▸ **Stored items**
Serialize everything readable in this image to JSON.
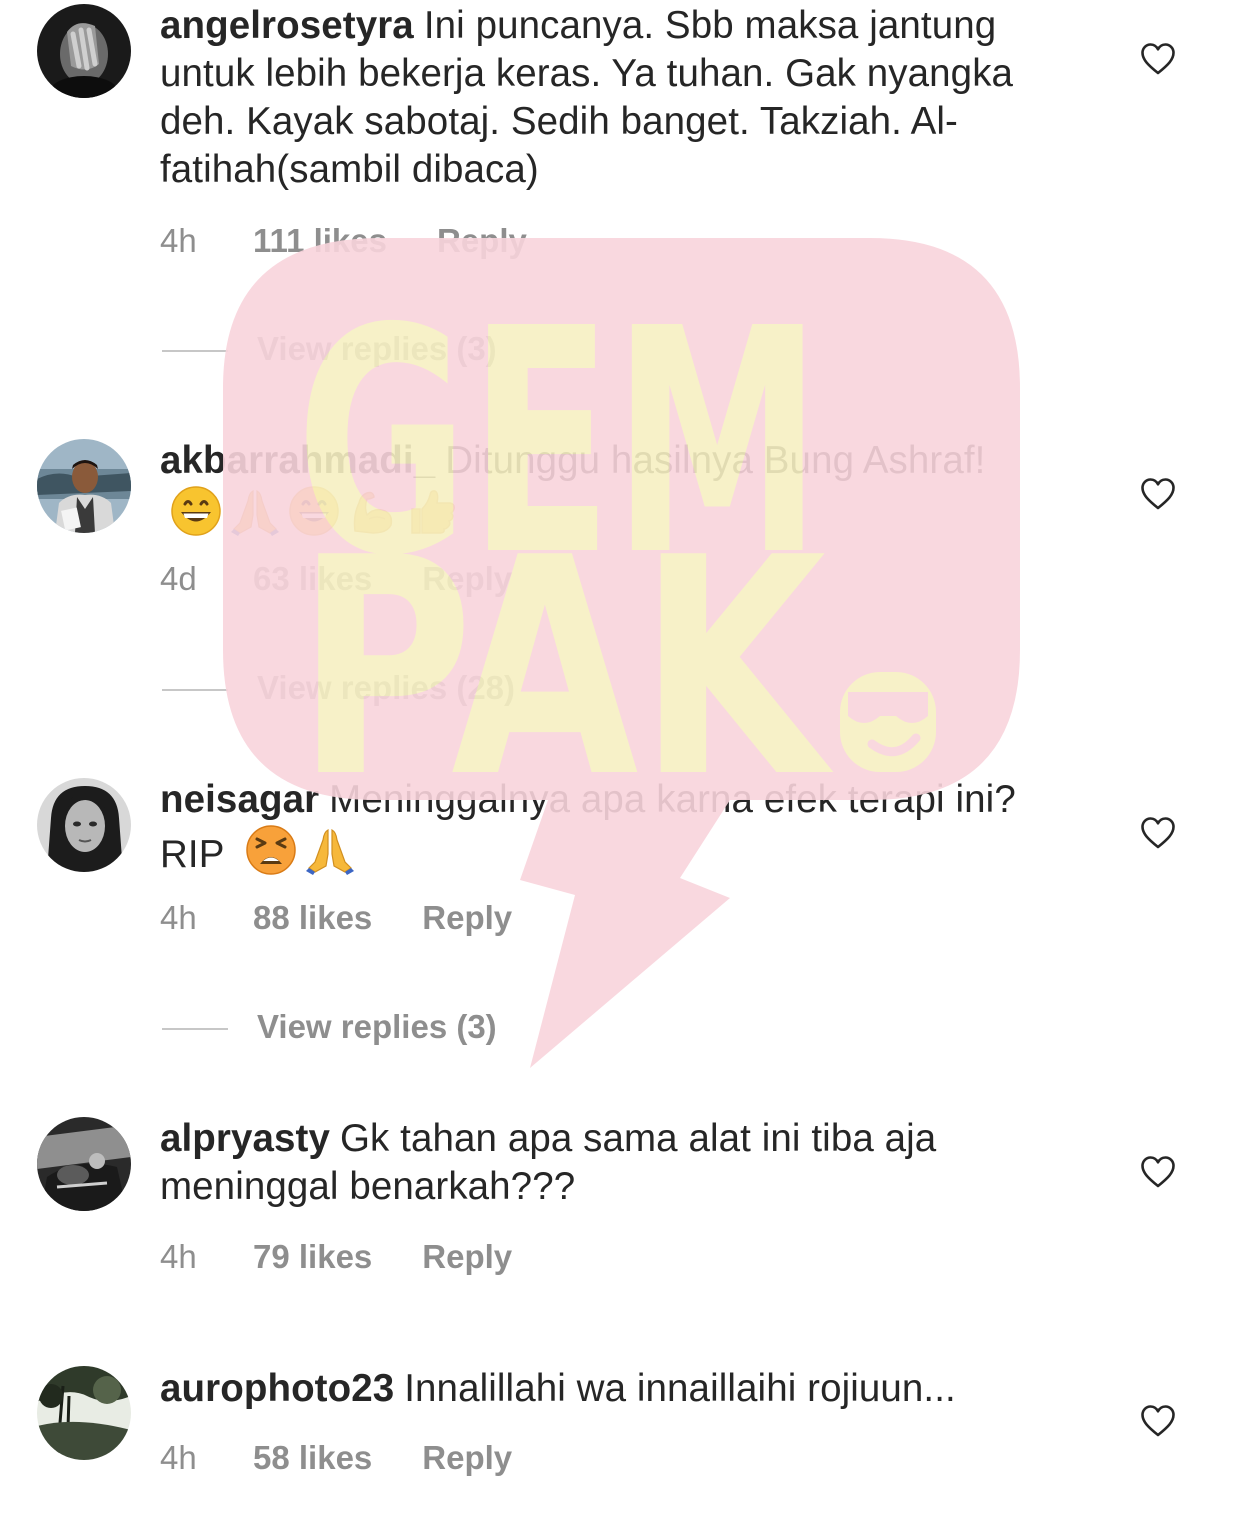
{
  "watermark": {
    "line1": "GEM",
    "line2": "PAK",
    "colors": {
      "bubble": "#f9d4dc",
      "letters": "#f7f0c2"
    }
  },
  "comments": [
    {
      "username": "angelrosetyra",
      "text": "Ini puncanya. Sbb maksa jantung untuk lebih bekerja keras. Ya tuhan. Gak nyangka deh. Kayak sabotaj. Sedih banget. Takziah. Al-fatihah(sambil dibaca)",
      "time": "4h",
      "likes": "111 likes",
      "reply": "Reply",
      "view_replies": "View replies (3)"
    },
    {
      "username": "akbarrahmadi_",
      "text": "Ditunggu hasilnya Bung Ashraf!",
      "emojis": [
        "grinning-face-emoji",
        "folded-hands-emoji",
        "grinning-face-emoji",
        "flexed-biceps-emoji",
        "thumbs-up-emoji"
      ],
      "time": "4d",
      "likes": "63 likes",
      "reply": "Reply",
      "view_replies": "View replies (28)"
    },
    {
      "username": "neisagar",
      "text": "Meninggalnya apa karna efek terapi ini? RIP",
      "emojis": [
        "tired-face-emoji",
        "folded-hands-emoji"
      ],
      "time": "4h",
      "likes": "88 likes",
      "reply": "Reply",
      "view_replies": "View replies (3)"
    },
    {
      "username": "alpryasty",
      "text": "Gk tahan apa sama alat ini tiba aja meninggal benarkah???",
      "time": "4h",
      "likes": "79 likes",
      "reply": "Reply"
    },
    {
      "username": "aurophoto23",
      "text": "Innalillahi wa innaillaihi rojiuun...",
      "time": "4h",
      "likes": "58 likes",
      "reply": "Reply"
    }
  ],
  "icons": {
    "like": "heart-outline-icon"
  },
  "colors": {
    "text": "#262626",
    "meta": "#8e8e8e",
    "divider": "#c7c7c7"
  }
}
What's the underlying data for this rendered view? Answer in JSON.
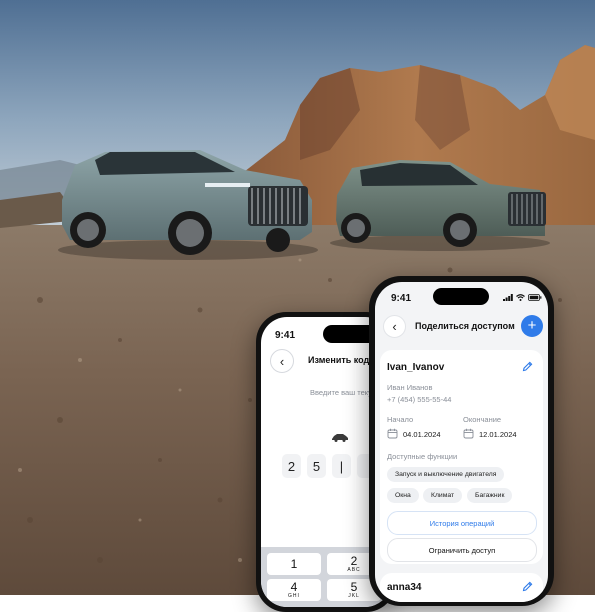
{
  "colors": {
    "accent": "#2f7be9",
    "sky_top": "#6a88a8",
    "ground": "#7a6552"
  },
  "back_phone": {
    "time": "9:41",
    "title": "Изменить код д",
    "prompt": "Введите ваш теку",
    "digits": [
      "2",
      "5",
      "|"
    ],
    "keys": [
      {
        "num": "1",
        "letters": ""
      },
      {
        "num": "2",
        "letters": "ABC"
      },
      {
        "num": "4",
        "letters": "GHI"
      },
      {
        "num": "5",
        "letters": "JKL"
      }
    ]
  },
  "front_phone": {
    "time": "9:41",
    "title": "Поделиться доступом",
    "add_icon": "+",
    "user1": {
      "username": "Ivan_Ivanov",
      "full_name": "Иван Иванов",
      "phone": "+7 (454) 555-55-44",
      "start_label": "Начало",
      "start_date": "04.01.2024",
      "end_label": "Окончание",
      "end_date": "12.01.2024",
      "functions_label": "Доступные функции",
      "functions": [
        "Запуск и выключение двигателя",
        "Окна",
        "Климат",
        "Багажник"
      ],
      "history_button": "История операций",
      "restrict_button": "Ограничить доступ"
    },
    "user2": {
      "username": "anna34"
    }
  }
}
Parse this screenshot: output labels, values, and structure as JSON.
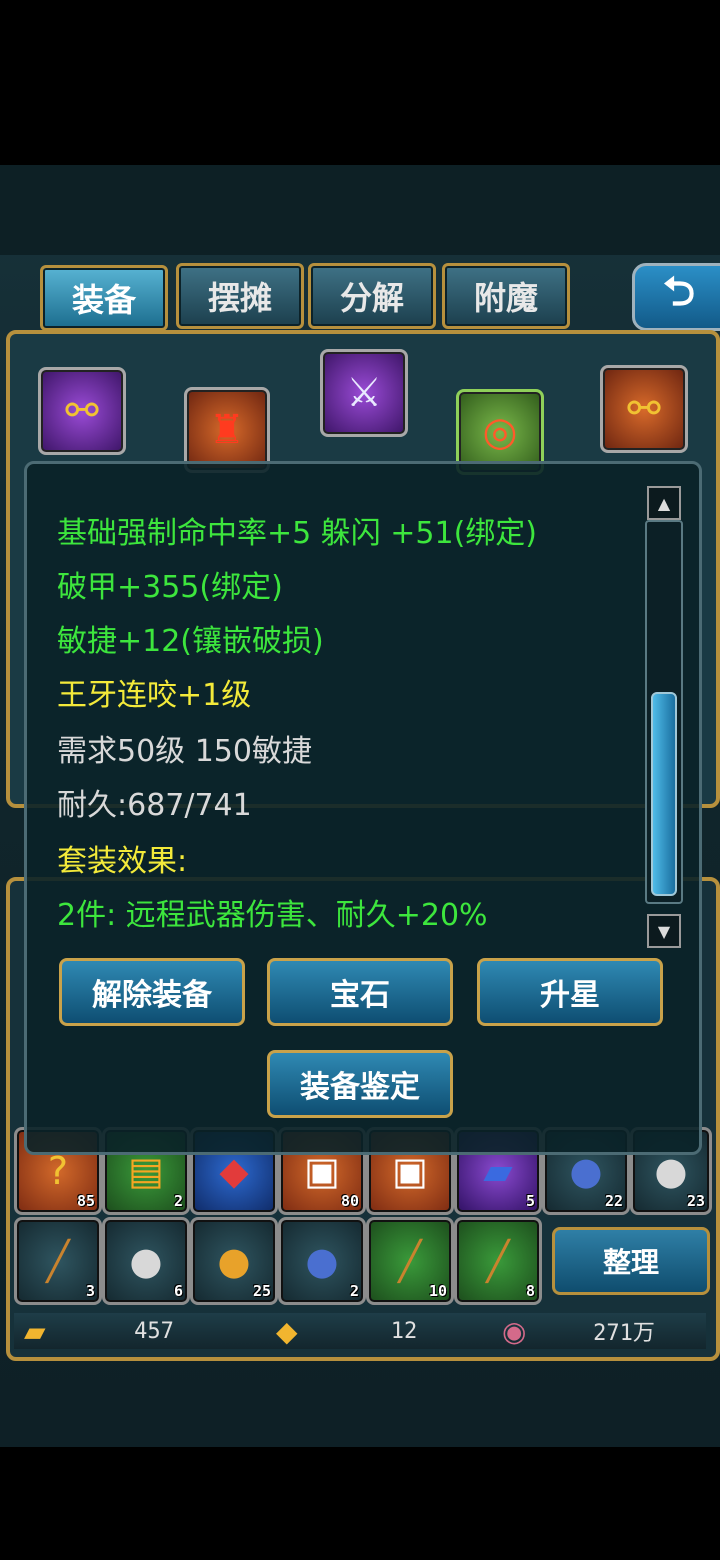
{
  "tabs": [
    {
      "label": "装备",
      "active": true
    },
    {
      "label": "摆摊",
      "active": false
    },
    {
      "label": "分解",
      "active": false
    },
    {
      "label": "附魔",
      "active": false
    }
  ],
  "back_icon": "back-arrow-icon",
  "equip_slots": [
    {
      "icon": "chain-necklace-icon",
      "glyph": "⚯",
      "rarity": "purple"
    },
    {
      "icon": "red-armor-icon",
      "glyph": "♜",
      "rarity": "orange"
    },
    {
      "icon": "wings-icon",
      "glyph": "⚔",
      "rarity": "purple"
    },
    {
      "icon": "bowl-icon",
      "glyph": "◎",
      "rarity": "green"
    },
    {
      "icon": "chain-necklace-icon",
      "glyph": "⚯",
      "rarity": "orange"
    }
  ],
  "tooltip": {
    "lines": [
      {
        "text": "基础强制命中率+5 躲闪 +51(绑定)",
        "color": "green"
      },
      {
        "text": "破甲+355(绑定)",
        "color": "green"
      },
      {
        "text": "敏捷+12(镶嵌破损)",
        "color": "green"
      },
      {
        "text": "王牙连咬+1级",
        "color": "yellow"
      },
      {
        "text": "需求50级  150敏捷",
        "color": "white"
      },
      {
        "text": "耐久:687/741",
        "color": "white"
      },
      {
        "text": "套装效果:",
        "color": "yellow"
      },
      {
        "text": "2件: 远程武器伤害、耐久+20%",
        "color": "green"
      }
    ],
    "scroll_position": 0.85,
    "buttons": {
      "unequip": "解除装备",
      "gem": "宝石",
      "star": "升星",
      "appraise": "装备鉴定"
    }
  },
  "bag_row1": [
    {
      "icon": "question-mark-icon",
      "glyph": "❓",
      "count": "85",
      "bg": "orange"
    },
    {
      "icon": "scroll-icon",
      "glyph": "📜",
      "count": "2",
      "bg": "green"
    },
    {
      "icon": "red-gem-icon",
      "glyph": "💎",
      "count": "",
      "bg": "blue"
    },
    {
      "icon": "gift-box-icon",
      "glyph": "🎁",
      "count": "80",
      "bg": "orange"
    },
    {
      "icon": "gift-box-icon",
      "glyph": "🎁",
      "count": "",
      "bg": "orange"
    },
    {
      "icon": "blue-book-icon",
      "glyph": "📘",
      "count": "5",
      "bg": "purple"
    },
    {
      "icon": "blue-ore-icon",
      "glyph": "🪨",
      "count": "22",
      "bg": ""
    },
    {
      "icon": "silver-ore-icon",
      "glyph": "🪨",
      "count": "23",
      "bg": ""
    }
  ],
  "bag_row2": [
    {
      "icon": "wood-log-icon",
      "glyph": "🪵",
      "count": "3",
      "bg": ""
    },
    {
      "icon": "silver-ore-icon",
      "glyph": "🪨",
      "count": "6",
      "bg": ""
    },
    {
      "icon": "money-bag-icon",
      "glyph": "💰",
      "count": "25",
      "bg": ""
    },
    {
      "icon": "blue-ore-icon",
      "glyph": "🪨",
      "count": "2",
      "bg": ""
    },
    {
      "icon": "wood-log-icon",
      "glyph": "🪵",
      "count": "10",
      "bg": "green"
    },
    {
      "icon": "wood-log-icon",
      "glyph": "🪵",
      "count": "8",
      "bg": "green"
    }
  ],
  "sort_label": "整理",
  "currency": [
    {
      "icon": "gold-ingot-icon",
      "glyph": "🟨",
      "value": "457"
    },
    {
      "icon": "gold-leaf-icon",
      "glyph": "🍂",
      "value": "12"
    },
    {
      "icon": "coin-icon",
      "glyph": "🪙",
      "value": "271万"
    }
  ]
}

▸ **TO BE DONE**
Set down the complete material exactly, but do not include the images.

▸ **ANSWER FOR THIS EXERCISE**
Serialize everything readable in this image to JSON.
{
  "watermark": {
    "line1": "GEM",
    "line2": "PAK",
    "colors": {
      "bubble": "#f9d4dc",
      "letters": "#f7f0c2"
    }
  },
  "comments": [
    {
      "username": "angelrosetyra",
      "text": "Ini puncanya. Sbb maksa jantung untuk lebih bekerja keras. Ya tuhan. Gak nyangka deh. Kayak sabotaj. Sedih banget. Takziah. Al-fatihah(sambil dibaca)",
      "time": "4h",
      "likes": "111 likes",
      "reply": "Reply",
      "view_replies": "View replies (3)"
    },
    {
      "username": "akbarrahmadi_",
      "text": "Ditunggu hasilnya Bung Ashraf!",
      "emojis": [
        "grinning-face-emoji",
        "folded-hands-emoji",
        "grinning-face-emoji",
        "flexed-biceps-emoji",
        "thumbs-up-emoji"
      ],
      "time": "4d",
      "likes": "63 likes",
      "reply": "Reply",
      "view_replies": "View replies (28)"
    },
    {
      "username": "neisagar",
      "text": "Meninggalnya apa karna efek terapi ini? RIP",
      "emojis": [
        "tired-face-emoji",
        "folded-hands-emoji"
      ],
      "time": "4h",
      "likes": "88 likes",
      "reply": "Reply",
      "view_replies": "View replies (3)"
    },
    {
      "username": "alpryasty",
      "text": "Gk tahan apa sama alat ini tiba aja meninggal benarkah???",
      "time": "4h",
      "likes": "79 likes",
      "reply": "Reply"
    },
    {
      "username": "aurophoto23",
      "text": "Innalillahi wa innaillaihi rojiuun...",
      "time": "4h",
      "likes": "58 likes",
      "reply": "Reply"
    }
  ],
  "icons": {
    "like": "heart-outline-icon"
  },
  "colors": {
    "text": "#262626",
    "meta": "#8e8e8e",
    "divider": "#c7c7c7"
  }
}
What's the underlying data for this rendered view? Answer in JSON.
{
  "colors": {
    "accent": "#2f7be9",
    "sky_top": "#6a88a8",
    "ground": "#7a6552"
  },
  "back_phone": {
    "time": "9:41",
    "title": "Изменить код д",
    "prompt": "Введите ваш теку",
    "digits": [
      "2",
      "5",
      "|"
    ],
    "keys": [
      {
        "num": "1",
        "letters": ""
      },
      {
        "num": "2",
        "letters": "ABC"
      },
      {
        "num": "4",
        "letters": "GHI"
      },
      {
        "num": "5",
        "letters": "JKL"
      }
    ]
  },
  "front_phone": {
    "time": "9:41",
    "title": "Поделиться доступом",
    "add_icon": "+",
    "user1": {
      "username": "Ivan_Ivanov",
      "full_name": "Иван Иванов",
      "phone": "+7 (454) 555-55-44",
      "start_label": "Начало",
      "start_date": "04.01.2024",
      "end_label": "Окончание",
      "end_date": "12.01.2024",
      "functions_label": "Доступные функции",
      "functions": [
        "Запуск и выключение двигателя",
        "Окна",
        "Климат",
        "Багажник"
      ],
      "history_button": "История операций",
      "restrict_button": "Ограничить доступ"
    },
    "user2": {
      "username": "anna34"
    }
  }
}
Parse this screenshot: output labels, values, and structure as JSON.
{
  "tabs": [
    {
      "label": "装备",
      "active": true
    },
    {
      "label": "摆摊",
      "active": false
    },
    {
      "label": "分解",
      "active": false
    },
    {
      "label": "附魔",
      "active": false
    }
  ],
  "back_icon": "back-arrow-icon",
  "equip_slots": [
    {
      "icon": "chain-necklace-icon",
      "glyph": "⚯",
      "rarity": "purple"
    },
    {
      "icon": "red-armor-icon",
      "glyph": "♜",
      "rarity": "orange"
    },
    {
      "icon": "wings-icon",
      "glyph": "⚔",
      "rarity": "purple"
    },
    {
      "icon": "bowl-icon",
      "glyph": "◎",
      "rarity": "green"
    },
    {
      "icon": "chain-necklace-icon",
      "glyph": "⚯",
      "rarity": "orange"
    }
  ],
  "tooltip": {
    "lines": [
      {
        "text": "基础强制命中率+5 躲闪 +51(绑定)",
        "color": "green"
      },
      {
        "text": "破甲+355(绑定)",
        "color": "green"
      },
      {
        "text": "敏捷+12(镶嵌破损)",
        "color": "green"
      },
      {
        "text": "王牙连咬+1级",
        "color": "yellow"
      },
      {
        "text": "需求50级  150敏捷",
        "color": "white"
      },
      {
        "text": "耐久:687/741",
        "color": "white"
      },
      {
        "text": "套装效果:",
        "color": "yellow"
      },
      {
        "text": "2件: 远程武器伤害、耐久+20%",
        "color": "green"
      }
    ],
    "scroll_position": 0.85,
    "buttons": {
      "unequip": "解除装备",
      "gem": "宝石",
      "star": "升星",
      "appraise": "装备鉴定"
    }
  },
  "bag_row1": [
    {
      "icon": "question-mark-icon",
      "glyph": "❓",
      "count": "85",
      "bg": "orange"
    },
    {
      "icon": "scroll-icon",
      "glyph": "📜",
      "count": "2",
      "bg": "green"
    },
    {
      "icon": "red-gem-icon",
      "glyph": "💎",
      "count": "",
      "bg": "blue"
    },
    {
      "icon": "gift-box-icon",
      "glyph": "🎁",
      "count": "80",
      "bg": "orange"
    },
    {
      "icon": "gift-box-icon",
      "glyph": "🎁",
      "count": "",
      "bg": "orange"
    },
    {
      "icon": "blue-book-icon",
      "glyph": "📘",
      "count": "5",
      "bg": "purple"
    },
    {
      "icon": "blue-ore-icon",
      "glyph": "🪨",
      "count": "22",
      "bg": ""
    },
    {
      "icon": "silver-ore-icon",
      "glyph": "🪨",
      "count": "23",
      "bg": ""
    }
  ],
  "bag_row2": [
    {
      "icon": "wood-log-icon",
      "glyph": "🪵",
      "count": "3",
      "bg": ""
    },
    {
      "icon": "silver-ore-icon",
      "glyph": "🪨",
      "count": "6",
      "bg": ""
    },
    {
      "icon": "money-bag-icon",
      "glyph": "💰",
      "count": "25",
      "bg": ""
    },
    {
      "icon": "blue-ore-icon",
      "glyph": "🪨",
      "count": "2",
      "bg": ""
    },
    {
      "icon": "wood-log-icon",
      "glyph": "🪵",
      "count": "10",
      "bg": "green"
    },
    {
      "icon": "wood-log-icon",
      "glyph": "🪵",
      "count": "8",
      "bg": "green"
    }
  ],
  "sort_label": "整理",
  "currency": [
    {
      "icon": "gold-ingot-icon",
      "glyph": "🟨",
      "value": "457"
    },
    {
      "icon": "gold-leaf-icon",
      "glyph": "🍂",
      "value": "12"
    },
    {
      "icon": "coin-icon",
      "glyph": "🪙",
      "value": "271万"
    }
  ]
}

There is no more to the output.